---------- DATA SHOWN ----------

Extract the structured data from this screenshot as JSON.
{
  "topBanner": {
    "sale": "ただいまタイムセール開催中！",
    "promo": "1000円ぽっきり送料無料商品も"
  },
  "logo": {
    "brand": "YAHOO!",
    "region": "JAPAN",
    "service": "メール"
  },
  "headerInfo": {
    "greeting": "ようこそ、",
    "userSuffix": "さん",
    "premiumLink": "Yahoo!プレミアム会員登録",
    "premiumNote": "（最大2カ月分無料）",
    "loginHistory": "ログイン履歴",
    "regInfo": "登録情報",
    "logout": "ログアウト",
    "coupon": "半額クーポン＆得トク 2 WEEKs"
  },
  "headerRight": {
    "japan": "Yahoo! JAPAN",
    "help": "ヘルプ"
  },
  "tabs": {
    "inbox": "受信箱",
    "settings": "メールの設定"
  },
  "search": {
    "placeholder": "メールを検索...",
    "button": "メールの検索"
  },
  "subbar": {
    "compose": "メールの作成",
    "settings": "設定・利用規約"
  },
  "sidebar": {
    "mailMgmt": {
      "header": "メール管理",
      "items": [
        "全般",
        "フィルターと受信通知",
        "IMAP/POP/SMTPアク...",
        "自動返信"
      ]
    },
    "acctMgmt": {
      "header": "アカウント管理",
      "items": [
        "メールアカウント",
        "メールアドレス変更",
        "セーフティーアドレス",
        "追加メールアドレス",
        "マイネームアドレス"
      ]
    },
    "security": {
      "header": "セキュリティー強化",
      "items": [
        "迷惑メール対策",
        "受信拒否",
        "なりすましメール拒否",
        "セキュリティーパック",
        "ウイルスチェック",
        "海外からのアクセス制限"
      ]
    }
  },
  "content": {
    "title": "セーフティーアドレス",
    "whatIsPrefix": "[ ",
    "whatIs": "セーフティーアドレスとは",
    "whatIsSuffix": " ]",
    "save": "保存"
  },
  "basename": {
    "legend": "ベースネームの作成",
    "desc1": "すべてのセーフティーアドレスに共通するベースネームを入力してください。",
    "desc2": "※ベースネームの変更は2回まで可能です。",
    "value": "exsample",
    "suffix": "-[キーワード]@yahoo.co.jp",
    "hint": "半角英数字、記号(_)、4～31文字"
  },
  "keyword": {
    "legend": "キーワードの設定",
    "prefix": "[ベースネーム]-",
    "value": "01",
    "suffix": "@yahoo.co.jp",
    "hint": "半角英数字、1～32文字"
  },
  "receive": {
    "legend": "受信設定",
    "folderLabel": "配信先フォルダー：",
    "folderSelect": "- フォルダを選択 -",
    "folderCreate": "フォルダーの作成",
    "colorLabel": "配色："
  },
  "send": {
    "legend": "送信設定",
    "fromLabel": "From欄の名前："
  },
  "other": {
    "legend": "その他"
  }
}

----------

Each line above must be printed exactly as it appears.

Extract the structured data from this screenshot as JSON.
{
  "topBanner": {
    "sale": "ただいまタイムセール開催中！",
    "promo": "1000円ぽっきり送料無料商品も"
  },
  "logo": {
    "brand": "YAHOO!",
    "region": "JAPAN",
    "service": "メール"
  },
  "headerInfo": {
    "greeting": "ようこそ、",
    "userSuffix": "さん",
    "premiumLink": "Yahoo!プレミアム会員登録",
    "premiumNote": "（最大2カ月分無料）",
    "loginHistory": "ログイン履歴",
    "regInfo": "登録情報",
    "logout": "ログアウト",
    "coupon": "半額クーポン＆得トク 2 WEEKs"
  },
  "headerRight": {
    "japan": "Yahoo! JAPAN",
    "help": "ヘルプ"
  },
  "tabs": {
    "inbox": "受信箱",
    "settings": "メールの設定"
  },
  "search": {
    "placeholder": "メールを検索...",
    "button": "メールの検索"
  },
  "subbar": {
    "compose": "メールの作成",
    "settings": "設定・利用規約"
  },
  "sidebar": {
    "mailMgmt": {
      "header": "メール管理",
      "items": [
        "全般",
        "フィルターと受信通知",
        "IMAP/POP/SMTPアク...",
        "自動返信"
      ]
    },
    "acctMgmt": {
      "header": "アカウント管理",
      "items": [
        "メールアカウント",
        "メールアドレス変更",
        "セーフティーアドレス",
        "追加メールアドレス",
        "マイネームアドレス"
      ]
    },
    "security": {
      "header": "セキュリティー強化",
      "items": [
        "迷惑メール対策",
        "受信拒否",
        "なりすましメール拒否",
        "セキュリティーパック",
        "ウイルスチェック",
        "海外からのアクセス制限"
      ]
    }
  },
  "content": {
    "title": "セーフティーアドレス",
    "whatIsPrefix": "[ ",
    "whatIs": "セーフティーアドレスとは",
    "whatIsSuffix": " ]",
    "save": "保存"
  },
  "basename": {
    "legend": "ベースネームの作成",
    "desc1": "すべてのセーフティーアドレスに共通するベースネームを入力してください。",
    "desc2": "※ベースネームの変更は2回まで可能です。",
    "value": "exsample",
    "suffix": "-[キーワード]@yahoo.co.jp",
    "hint": "半角英数字、記号(_)、4～31文字"
  },
  "keyword": {
    "legend": "キーワードの設定",
    "prefix": "[ベースネーム]-",
    "value": "01",
    "suffix": "@yahoo.co.jp",
    "hint": "半角英数字、1～32文字"
  },
  "receive": {
    "legend": "受信設定",
    "folderLabel": "配信先フォルダー：",
    "folderSelect": "- フォルダを選択 -",
    "folderCreate": "フォルダーの作成",
    "colorLabel": "配色："
  },
  "send": {
    "legend": "送信設定",
    "fromLabel": "From欄の名前："
  },
  "other": {
    "legend": "その他"
  }
}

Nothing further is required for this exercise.